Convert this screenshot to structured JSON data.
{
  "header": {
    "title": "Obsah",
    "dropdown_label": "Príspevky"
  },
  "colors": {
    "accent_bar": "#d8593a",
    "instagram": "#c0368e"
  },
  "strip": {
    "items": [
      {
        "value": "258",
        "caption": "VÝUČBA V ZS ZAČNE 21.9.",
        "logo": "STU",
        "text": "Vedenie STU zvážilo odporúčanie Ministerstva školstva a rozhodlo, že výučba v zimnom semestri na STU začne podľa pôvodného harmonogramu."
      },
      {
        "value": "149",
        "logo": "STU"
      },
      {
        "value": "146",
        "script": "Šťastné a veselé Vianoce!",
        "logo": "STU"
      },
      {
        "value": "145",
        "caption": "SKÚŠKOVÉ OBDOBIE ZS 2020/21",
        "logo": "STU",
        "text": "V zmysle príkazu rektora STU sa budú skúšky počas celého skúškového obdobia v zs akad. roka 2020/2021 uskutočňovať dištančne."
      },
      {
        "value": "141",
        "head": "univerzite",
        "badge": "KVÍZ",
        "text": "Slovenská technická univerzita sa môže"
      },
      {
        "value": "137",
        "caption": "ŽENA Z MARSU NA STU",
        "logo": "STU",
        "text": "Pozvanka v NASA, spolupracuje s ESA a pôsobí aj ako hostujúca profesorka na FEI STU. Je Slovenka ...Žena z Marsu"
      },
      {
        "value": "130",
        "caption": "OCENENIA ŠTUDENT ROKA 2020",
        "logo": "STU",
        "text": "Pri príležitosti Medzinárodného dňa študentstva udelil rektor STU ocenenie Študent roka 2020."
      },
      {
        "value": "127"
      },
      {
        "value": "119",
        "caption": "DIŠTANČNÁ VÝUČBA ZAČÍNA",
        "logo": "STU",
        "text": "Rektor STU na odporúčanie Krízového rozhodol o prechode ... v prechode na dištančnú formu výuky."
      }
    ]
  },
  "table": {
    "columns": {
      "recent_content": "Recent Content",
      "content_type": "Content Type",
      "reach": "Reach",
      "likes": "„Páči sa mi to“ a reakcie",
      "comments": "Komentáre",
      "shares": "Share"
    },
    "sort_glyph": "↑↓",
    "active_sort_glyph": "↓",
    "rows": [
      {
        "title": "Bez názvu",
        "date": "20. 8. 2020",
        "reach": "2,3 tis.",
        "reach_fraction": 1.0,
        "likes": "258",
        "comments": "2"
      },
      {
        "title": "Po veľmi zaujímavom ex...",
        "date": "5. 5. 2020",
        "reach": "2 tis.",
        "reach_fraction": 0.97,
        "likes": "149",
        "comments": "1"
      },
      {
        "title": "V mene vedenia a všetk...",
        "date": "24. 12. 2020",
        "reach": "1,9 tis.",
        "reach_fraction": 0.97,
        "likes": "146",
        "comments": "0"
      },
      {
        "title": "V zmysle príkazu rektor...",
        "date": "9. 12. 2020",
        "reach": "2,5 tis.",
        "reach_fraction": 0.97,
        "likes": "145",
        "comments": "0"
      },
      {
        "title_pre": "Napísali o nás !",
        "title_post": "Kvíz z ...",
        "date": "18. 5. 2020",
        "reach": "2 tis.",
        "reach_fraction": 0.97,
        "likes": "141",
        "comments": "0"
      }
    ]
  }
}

GOAL OF THE EXERCISE »
Display every line of the listing that contains the string "odporúčanie".

CORRECT RESPONSE »
        "text": "Vedenie STU zvážilo odporúčanie Ministerstva školstva a rozhodlo, že výučba v zimnom semestri na STU začne podľa pôvodného harmonogramu."
        "text": "Rektor STU na odporúčanie Krízového rozhodol o prechode ... v prechode na dištančnú formu výuky."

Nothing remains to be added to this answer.